© 2021 WLRN
MIAMI | SOUTH FLORIDA
Play Live Radio
Next Up:
0:00
0:00
Available On Air Stations
News

Orlando Shooter's Mosque Struggles To Understand Monster In Its Midst

fullsizerender__24_.jpg
Tim Padgett
/
WLRN
Dr. Syed Rahman, imam of the Islamic Center of Fort Pierce.

Omar Mateen – the man who allegedly committed the worst mass shooting in U.S. history Sunday – belonged to a mosque in Fort Pierce. But the head of that congregation says that while Mateen may have been a quarrelsome adolescent, he gave no indication he was capable of such an atrocity.

Police say Mateen killed 49 people, and injured more than 50 others, at a gay nightclub in Orlando early Sunday morning before police killed him in a shootout.

Mateen was a Muslim who sometimes attended the Islamic Center of Fort Pierce. He was also a private security guard – which is why the mosque’s imam, Dr. SyedRahman, said he never suspected Mateen was on the FBI’s terrorist watch list. In fact, he said, just the opposite.

"He was working for the security and he was, we presume, his background everything was checked," Rahman told WLRN. "So why would he do something like that? Because we were thinking that he might be a safety factor for us."
• • •
Tasks to complete:
(A) Answer these questions using the article about the Orlando shooter's mosque.
(i) According to police, how many people did Mateen kill?
(ii) What job did Mateen hold?
(iii) What city was the nightclub in?
(B) Continue the news article about the Orlando shooter's mosque, starting after its last sentence.

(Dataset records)
• • •
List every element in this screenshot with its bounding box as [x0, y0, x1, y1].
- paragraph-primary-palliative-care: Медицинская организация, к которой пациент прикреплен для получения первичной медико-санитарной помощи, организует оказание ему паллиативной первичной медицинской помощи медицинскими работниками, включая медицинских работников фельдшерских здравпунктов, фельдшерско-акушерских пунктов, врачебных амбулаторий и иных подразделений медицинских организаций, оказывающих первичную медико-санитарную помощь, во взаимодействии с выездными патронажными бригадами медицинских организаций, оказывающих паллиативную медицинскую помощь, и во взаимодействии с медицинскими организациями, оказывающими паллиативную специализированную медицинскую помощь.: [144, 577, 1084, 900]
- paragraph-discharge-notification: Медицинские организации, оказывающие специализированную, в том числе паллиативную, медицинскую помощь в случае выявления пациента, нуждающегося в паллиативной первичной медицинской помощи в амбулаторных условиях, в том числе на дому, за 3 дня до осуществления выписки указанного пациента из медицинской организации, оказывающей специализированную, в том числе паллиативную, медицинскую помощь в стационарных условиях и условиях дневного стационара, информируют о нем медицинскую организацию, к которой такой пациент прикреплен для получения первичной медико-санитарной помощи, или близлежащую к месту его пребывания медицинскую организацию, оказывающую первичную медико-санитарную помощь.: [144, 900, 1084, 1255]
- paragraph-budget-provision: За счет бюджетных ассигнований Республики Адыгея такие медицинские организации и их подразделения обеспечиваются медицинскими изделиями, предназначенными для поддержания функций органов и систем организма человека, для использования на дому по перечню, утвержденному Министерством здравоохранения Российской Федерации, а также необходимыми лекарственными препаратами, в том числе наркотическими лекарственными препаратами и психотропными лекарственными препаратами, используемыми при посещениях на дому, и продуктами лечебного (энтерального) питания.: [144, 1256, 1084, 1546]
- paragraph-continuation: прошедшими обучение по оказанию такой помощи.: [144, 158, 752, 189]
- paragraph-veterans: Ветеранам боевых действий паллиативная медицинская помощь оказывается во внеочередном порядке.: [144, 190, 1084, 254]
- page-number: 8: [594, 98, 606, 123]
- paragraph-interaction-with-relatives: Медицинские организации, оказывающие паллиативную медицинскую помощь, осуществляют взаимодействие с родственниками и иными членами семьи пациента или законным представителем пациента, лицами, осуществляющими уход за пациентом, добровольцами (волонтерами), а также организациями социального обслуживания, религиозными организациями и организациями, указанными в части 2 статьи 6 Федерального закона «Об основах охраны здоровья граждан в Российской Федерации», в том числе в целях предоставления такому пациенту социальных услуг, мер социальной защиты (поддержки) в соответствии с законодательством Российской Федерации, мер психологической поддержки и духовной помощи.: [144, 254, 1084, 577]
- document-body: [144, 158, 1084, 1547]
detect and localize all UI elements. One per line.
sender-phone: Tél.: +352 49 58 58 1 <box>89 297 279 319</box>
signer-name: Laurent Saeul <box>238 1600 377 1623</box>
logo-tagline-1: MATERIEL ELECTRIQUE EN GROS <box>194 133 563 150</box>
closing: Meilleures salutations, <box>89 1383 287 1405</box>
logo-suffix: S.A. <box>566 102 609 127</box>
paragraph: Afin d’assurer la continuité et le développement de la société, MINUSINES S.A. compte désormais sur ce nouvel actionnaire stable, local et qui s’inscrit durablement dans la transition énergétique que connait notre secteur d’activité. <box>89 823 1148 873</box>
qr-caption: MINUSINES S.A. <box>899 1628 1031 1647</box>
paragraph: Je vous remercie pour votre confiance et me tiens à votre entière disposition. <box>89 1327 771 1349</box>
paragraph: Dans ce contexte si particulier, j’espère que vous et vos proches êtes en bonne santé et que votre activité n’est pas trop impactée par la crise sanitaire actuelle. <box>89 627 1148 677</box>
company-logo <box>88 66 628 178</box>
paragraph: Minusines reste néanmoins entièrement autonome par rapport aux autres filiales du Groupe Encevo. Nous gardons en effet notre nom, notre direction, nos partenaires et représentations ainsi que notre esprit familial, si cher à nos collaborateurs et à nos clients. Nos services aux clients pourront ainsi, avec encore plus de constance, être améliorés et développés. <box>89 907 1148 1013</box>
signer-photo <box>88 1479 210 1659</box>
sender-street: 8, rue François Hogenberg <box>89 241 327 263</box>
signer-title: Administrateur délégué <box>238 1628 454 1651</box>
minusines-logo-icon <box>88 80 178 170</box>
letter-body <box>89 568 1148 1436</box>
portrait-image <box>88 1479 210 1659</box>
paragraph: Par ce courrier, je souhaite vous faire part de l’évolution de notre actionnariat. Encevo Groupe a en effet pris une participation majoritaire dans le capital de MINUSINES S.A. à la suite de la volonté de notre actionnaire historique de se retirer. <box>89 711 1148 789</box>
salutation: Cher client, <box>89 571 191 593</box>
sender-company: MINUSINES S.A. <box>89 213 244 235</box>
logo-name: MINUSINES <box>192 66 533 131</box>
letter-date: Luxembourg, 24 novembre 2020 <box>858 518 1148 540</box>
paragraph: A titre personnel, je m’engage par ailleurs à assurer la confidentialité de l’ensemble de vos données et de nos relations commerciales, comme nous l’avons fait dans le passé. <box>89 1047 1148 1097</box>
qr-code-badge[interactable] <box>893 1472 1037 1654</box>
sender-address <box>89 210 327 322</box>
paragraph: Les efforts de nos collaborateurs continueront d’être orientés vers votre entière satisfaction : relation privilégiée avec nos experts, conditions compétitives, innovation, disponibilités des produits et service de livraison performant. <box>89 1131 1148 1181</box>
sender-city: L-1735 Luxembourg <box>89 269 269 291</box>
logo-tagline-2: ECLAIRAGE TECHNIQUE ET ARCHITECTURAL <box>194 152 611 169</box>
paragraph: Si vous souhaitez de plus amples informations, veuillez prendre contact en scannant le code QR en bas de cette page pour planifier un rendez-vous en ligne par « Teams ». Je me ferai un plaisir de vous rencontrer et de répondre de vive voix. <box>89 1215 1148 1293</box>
• • •
Answers to the exercise:
(A)
(i) 49 people
(ii) He was a private security guard.
(iii) Orlando

(B)
This is not the first time, however, that the Fort Pierce mosque has had a brush with a terrorist. In 2014, U.S.-born suicide bomber Moner Mohammad Abusalha blew up a restaurant in Syria, and U.S. law enforcement at the time suggested he had a connection with the Islamic Center.

It was Mateen's apparent ties to Abusalha that landed him on the FBI list. But Rahman said Abusalha was never a member of his mosque.

Rahman described the 29-year-old Mateen as an aggressive, body-building macho type as a kid – but said he’d become a more quiet adult, even though family friends describe him as an abusive husband with a short fuse. And while Islam does teach that homosexuality is a sin, Rahman said Mateen did not pick up his violent homophobia from the mosque.

"There is no teaching about extremism in this mosque," said Rahman, who insisted Mateen was radicalized online. "The people who come, we don't ask them [if] you are homosexual or not. And you are not authority to go in the community and start killing the sinner. It is not written anywhere in the religion that you go and kill 50 people in the middle of the night."

Rahman said the Orlando massacre will make life even harder for moderate Muslims, who represent the vast majority of Islam's adherents in the U.S. and the world.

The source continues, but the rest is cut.